What to do -
Copy out each line containing "çalkalanmalı" from the entries below.

☆ ☆ ☆ ☆

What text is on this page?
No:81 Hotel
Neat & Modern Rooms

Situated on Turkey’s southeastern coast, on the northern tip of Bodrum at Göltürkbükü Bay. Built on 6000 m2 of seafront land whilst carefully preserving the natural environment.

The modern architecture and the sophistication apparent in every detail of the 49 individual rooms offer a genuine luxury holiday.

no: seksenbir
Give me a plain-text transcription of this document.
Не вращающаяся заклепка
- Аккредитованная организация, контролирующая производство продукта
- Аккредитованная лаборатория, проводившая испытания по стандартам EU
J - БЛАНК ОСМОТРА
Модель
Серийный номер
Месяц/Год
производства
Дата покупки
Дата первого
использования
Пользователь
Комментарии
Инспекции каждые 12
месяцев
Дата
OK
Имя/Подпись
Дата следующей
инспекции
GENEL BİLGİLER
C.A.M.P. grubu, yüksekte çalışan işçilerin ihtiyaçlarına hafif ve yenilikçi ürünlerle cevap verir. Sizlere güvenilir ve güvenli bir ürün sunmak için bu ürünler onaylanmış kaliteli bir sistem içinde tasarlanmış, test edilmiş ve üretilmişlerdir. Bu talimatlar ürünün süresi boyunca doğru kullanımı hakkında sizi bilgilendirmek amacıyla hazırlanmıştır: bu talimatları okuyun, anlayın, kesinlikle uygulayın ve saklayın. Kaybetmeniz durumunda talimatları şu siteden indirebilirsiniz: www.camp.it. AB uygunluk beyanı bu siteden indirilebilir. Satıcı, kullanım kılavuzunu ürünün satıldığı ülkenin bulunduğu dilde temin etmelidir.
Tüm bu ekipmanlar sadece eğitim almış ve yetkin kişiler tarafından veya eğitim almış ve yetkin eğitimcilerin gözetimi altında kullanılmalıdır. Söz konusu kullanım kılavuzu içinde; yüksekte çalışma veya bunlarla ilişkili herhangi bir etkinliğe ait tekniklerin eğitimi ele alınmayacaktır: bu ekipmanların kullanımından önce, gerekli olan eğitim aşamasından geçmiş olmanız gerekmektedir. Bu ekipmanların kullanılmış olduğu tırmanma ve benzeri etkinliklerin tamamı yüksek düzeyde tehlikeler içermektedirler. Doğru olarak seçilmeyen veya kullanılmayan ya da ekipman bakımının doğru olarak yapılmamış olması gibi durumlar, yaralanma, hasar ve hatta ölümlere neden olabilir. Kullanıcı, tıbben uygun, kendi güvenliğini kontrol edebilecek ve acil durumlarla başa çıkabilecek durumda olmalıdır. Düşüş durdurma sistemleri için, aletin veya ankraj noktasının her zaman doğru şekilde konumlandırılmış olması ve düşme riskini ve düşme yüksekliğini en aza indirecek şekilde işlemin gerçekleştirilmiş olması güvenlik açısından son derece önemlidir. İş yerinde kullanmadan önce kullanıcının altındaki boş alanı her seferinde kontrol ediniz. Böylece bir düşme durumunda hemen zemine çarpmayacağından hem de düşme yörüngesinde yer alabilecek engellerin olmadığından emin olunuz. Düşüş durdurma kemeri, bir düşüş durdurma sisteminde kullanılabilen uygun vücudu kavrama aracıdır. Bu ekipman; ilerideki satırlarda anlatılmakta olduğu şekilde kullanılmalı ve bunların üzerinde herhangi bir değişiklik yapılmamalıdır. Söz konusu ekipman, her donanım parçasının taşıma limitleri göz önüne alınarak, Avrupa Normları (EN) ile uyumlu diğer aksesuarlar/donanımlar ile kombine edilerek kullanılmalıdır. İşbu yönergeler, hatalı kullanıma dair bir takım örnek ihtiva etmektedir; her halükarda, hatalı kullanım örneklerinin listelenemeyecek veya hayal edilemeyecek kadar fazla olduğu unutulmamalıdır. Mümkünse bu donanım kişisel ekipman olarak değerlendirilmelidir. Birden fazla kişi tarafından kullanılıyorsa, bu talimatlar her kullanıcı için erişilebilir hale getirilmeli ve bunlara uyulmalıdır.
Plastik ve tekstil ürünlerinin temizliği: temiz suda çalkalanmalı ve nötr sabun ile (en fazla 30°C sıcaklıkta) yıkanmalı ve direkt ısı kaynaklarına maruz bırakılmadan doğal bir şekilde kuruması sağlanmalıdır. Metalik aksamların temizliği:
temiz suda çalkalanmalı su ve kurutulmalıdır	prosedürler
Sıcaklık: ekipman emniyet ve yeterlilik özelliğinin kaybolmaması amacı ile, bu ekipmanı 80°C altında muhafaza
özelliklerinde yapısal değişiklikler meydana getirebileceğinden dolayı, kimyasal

☆ ☆ ☆ ☆

Answer for the task -
Plastik ve tekstil ürünlerinin temizliği: temiz suda çalkalanmalı ve nötr sabun ile (en fazla 30°C sıcaklıkta) yıkanmalı ve direkt ısı kaynaklarına maruz bırakılmadan doğal bir şekilde kuruması sağlanmalıdır. Metalik aksamların temizliği:
temiz suda çalkalanmalı su ve kurutulmalıdır	prosedürler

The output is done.